■ **Data to use**
-- begin --
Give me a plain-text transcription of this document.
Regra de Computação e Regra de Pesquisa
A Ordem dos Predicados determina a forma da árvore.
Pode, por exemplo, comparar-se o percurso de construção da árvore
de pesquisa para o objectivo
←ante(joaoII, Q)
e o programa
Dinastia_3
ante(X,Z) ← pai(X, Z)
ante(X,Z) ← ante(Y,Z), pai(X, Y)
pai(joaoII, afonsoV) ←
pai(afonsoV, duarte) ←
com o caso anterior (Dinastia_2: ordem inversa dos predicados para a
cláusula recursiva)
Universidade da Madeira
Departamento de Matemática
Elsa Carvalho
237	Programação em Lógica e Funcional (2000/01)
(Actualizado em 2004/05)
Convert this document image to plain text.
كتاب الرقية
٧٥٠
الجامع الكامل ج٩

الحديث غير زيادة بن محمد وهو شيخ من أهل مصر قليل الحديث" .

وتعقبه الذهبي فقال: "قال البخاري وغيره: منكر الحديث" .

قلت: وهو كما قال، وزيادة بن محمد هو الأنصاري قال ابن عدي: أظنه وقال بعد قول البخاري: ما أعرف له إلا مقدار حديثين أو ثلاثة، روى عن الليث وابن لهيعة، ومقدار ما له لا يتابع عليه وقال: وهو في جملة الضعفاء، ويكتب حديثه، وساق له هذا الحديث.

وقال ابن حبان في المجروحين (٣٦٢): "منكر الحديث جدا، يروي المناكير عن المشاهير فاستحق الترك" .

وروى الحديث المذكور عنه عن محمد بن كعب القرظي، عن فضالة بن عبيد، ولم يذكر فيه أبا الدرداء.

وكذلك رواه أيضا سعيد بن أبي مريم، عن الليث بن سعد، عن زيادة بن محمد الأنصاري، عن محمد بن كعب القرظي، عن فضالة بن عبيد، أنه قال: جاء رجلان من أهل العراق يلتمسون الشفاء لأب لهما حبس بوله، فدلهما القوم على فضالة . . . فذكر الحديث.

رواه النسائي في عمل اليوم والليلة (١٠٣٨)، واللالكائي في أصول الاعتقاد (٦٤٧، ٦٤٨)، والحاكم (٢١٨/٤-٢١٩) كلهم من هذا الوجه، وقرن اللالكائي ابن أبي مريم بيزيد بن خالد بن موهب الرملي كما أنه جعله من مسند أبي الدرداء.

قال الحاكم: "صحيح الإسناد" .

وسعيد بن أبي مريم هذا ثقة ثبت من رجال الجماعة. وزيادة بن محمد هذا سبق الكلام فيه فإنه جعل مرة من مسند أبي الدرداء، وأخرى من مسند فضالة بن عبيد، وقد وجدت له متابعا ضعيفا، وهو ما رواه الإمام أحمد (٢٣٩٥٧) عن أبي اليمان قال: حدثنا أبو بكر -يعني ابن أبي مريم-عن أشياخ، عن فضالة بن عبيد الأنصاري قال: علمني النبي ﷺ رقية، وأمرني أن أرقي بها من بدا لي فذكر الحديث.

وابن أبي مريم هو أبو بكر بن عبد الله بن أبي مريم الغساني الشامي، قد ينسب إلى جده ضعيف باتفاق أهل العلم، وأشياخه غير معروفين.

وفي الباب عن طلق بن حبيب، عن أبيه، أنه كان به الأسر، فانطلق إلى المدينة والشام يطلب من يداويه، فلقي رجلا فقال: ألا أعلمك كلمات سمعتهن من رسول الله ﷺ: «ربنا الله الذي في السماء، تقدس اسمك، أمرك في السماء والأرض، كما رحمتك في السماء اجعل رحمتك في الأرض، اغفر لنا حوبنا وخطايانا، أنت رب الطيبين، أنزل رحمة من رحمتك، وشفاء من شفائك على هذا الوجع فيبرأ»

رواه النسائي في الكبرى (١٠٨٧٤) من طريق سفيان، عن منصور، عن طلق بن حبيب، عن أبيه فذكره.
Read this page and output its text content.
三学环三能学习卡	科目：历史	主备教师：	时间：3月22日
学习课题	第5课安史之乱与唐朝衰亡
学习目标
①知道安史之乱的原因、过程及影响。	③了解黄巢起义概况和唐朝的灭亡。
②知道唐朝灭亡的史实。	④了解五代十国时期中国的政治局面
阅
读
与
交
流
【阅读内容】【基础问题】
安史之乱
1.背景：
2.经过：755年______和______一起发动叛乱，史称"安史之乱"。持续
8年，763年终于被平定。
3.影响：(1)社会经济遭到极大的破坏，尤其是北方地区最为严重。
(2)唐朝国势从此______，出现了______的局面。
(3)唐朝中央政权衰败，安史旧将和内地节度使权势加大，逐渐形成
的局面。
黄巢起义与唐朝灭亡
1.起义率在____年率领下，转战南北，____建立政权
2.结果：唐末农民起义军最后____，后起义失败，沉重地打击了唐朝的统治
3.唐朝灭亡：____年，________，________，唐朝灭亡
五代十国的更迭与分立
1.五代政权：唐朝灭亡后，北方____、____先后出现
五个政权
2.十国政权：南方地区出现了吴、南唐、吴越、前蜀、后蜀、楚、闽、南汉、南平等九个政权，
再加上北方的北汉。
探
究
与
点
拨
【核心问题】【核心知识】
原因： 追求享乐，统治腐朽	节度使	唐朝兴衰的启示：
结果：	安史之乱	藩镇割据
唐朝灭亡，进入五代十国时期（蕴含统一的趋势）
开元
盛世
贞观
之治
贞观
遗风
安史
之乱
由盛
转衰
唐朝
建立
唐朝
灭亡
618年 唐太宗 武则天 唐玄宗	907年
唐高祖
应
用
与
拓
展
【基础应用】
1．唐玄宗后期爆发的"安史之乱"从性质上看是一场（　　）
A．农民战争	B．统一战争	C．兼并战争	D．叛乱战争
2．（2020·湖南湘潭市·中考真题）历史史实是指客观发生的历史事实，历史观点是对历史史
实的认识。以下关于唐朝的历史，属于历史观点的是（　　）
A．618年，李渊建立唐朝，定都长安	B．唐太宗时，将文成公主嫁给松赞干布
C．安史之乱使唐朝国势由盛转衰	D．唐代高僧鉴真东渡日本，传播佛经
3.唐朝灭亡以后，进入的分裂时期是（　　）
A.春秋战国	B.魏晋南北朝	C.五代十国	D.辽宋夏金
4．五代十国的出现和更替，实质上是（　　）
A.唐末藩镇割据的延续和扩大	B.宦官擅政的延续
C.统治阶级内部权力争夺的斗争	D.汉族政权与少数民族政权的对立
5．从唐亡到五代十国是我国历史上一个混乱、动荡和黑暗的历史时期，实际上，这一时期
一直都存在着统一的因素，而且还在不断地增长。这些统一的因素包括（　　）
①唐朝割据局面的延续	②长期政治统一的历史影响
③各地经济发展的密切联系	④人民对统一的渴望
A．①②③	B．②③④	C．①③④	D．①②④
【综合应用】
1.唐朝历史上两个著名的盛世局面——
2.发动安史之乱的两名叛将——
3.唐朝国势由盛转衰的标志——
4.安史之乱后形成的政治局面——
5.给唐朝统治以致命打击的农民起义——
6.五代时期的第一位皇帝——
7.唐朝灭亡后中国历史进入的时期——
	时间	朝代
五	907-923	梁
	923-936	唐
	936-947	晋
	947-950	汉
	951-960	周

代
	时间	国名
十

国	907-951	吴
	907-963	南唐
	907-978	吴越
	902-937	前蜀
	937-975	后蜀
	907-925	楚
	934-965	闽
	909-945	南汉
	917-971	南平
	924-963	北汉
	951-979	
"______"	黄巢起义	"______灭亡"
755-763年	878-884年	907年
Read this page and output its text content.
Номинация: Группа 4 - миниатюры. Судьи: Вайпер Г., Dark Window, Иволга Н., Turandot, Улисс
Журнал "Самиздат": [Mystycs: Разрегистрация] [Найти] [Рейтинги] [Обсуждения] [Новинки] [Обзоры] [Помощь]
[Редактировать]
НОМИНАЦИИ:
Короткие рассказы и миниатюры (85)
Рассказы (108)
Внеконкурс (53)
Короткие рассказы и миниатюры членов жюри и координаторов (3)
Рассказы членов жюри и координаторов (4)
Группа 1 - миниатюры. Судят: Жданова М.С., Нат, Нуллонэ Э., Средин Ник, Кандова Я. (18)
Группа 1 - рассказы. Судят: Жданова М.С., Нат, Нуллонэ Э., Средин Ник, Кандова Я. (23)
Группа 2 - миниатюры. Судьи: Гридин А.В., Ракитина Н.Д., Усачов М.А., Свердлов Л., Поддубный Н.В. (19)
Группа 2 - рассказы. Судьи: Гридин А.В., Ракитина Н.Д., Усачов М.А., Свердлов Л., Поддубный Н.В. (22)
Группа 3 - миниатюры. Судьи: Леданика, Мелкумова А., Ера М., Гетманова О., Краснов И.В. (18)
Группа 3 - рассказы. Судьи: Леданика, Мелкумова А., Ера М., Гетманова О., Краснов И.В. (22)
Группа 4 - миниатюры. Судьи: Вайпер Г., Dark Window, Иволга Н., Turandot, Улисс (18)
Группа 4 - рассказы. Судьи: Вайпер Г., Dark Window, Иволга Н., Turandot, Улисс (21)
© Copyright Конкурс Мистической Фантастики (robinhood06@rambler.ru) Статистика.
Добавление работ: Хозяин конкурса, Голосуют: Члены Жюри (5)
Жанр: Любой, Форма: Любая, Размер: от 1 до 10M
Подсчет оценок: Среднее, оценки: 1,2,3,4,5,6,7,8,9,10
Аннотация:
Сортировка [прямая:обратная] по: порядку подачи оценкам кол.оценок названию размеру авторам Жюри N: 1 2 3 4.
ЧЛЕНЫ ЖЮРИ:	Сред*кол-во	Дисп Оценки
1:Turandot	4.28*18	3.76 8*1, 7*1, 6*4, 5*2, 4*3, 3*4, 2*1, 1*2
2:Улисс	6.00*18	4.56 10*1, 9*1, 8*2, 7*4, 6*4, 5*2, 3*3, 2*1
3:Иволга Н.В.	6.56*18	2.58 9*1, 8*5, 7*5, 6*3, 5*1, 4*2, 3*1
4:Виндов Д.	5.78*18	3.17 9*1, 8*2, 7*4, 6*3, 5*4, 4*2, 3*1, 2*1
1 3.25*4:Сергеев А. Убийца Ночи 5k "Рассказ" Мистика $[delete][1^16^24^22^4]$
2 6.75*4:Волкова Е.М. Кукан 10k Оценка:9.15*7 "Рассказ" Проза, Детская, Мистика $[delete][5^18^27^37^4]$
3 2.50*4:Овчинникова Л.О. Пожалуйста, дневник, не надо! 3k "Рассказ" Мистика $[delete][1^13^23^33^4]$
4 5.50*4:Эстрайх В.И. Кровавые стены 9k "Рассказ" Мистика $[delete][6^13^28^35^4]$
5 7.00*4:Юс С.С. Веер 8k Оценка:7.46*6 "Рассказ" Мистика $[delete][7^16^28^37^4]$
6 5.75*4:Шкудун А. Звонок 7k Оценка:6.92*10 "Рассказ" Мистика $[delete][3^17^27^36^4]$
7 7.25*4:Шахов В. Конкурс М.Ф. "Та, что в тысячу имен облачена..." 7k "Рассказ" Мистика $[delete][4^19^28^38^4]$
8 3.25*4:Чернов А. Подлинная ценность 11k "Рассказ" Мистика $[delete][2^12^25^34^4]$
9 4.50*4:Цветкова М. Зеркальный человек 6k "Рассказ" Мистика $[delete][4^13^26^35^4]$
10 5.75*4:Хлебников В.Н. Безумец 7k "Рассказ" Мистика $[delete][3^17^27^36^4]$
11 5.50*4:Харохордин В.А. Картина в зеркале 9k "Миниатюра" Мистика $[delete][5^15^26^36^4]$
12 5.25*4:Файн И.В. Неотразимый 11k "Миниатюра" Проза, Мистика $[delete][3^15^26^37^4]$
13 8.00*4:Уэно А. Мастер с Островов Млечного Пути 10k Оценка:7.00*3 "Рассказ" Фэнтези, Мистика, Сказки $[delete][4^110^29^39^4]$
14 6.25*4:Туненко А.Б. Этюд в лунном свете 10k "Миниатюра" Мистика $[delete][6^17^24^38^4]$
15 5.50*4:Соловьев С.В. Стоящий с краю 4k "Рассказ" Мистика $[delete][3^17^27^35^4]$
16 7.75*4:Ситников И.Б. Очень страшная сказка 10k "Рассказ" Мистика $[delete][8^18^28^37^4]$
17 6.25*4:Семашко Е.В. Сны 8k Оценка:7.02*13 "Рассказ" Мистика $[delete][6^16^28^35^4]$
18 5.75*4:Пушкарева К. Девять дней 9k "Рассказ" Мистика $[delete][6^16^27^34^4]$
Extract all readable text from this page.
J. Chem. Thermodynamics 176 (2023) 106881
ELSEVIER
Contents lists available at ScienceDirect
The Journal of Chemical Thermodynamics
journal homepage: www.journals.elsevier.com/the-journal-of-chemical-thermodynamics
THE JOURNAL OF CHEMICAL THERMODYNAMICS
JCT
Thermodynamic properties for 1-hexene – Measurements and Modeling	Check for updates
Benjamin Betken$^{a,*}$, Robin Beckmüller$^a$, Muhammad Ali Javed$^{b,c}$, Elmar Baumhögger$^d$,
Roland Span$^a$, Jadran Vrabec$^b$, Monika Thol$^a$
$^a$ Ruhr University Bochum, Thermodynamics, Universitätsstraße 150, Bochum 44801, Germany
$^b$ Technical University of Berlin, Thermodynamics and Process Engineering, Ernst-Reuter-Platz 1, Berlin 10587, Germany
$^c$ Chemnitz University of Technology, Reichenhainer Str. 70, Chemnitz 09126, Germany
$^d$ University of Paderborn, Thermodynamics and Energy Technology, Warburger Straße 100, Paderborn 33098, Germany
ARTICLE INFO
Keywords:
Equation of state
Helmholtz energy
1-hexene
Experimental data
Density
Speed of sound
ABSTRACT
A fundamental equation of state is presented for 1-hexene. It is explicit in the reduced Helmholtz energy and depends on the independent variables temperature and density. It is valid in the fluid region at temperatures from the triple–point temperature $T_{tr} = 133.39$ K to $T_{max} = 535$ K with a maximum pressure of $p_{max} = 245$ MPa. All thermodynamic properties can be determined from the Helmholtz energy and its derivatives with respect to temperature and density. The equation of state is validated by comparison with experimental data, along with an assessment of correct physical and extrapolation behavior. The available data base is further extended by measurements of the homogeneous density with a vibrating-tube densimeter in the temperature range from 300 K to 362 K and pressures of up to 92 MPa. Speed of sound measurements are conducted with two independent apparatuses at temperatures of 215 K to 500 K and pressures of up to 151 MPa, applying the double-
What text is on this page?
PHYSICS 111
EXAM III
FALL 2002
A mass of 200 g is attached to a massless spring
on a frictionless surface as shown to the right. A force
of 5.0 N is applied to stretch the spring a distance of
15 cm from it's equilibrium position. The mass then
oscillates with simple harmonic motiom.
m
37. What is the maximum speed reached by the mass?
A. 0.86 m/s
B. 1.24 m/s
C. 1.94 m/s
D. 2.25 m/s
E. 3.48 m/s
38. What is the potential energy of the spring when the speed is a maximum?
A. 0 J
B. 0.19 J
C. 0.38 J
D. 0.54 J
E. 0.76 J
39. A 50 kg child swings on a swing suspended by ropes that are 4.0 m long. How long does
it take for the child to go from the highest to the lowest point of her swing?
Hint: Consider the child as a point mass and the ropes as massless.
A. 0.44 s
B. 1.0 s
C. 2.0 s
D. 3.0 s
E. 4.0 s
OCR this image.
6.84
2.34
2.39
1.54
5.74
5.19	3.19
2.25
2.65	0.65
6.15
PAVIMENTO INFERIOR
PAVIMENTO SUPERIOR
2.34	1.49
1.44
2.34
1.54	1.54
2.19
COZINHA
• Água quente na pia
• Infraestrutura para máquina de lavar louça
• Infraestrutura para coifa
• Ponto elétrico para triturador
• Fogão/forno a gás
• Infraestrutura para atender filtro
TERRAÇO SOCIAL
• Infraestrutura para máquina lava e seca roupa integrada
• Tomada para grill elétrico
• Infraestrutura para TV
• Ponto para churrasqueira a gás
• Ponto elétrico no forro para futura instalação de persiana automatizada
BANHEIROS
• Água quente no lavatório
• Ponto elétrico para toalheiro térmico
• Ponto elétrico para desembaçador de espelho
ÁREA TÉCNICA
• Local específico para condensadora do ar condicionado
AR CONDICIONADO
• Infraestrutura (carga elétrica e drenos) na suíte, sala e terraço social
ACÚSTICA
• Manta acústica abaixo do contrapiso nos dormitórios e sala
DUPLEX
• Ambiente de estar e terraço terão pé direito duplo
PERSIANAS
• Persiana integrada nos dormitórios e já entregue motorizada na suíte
-- end --
■ **Prompt**
Report all lines of the data above that include the string "PAVIMENTO".

■ **Exercise result**
PAVIMENTO INFERIOR
PAVIMENTO SUPERIOR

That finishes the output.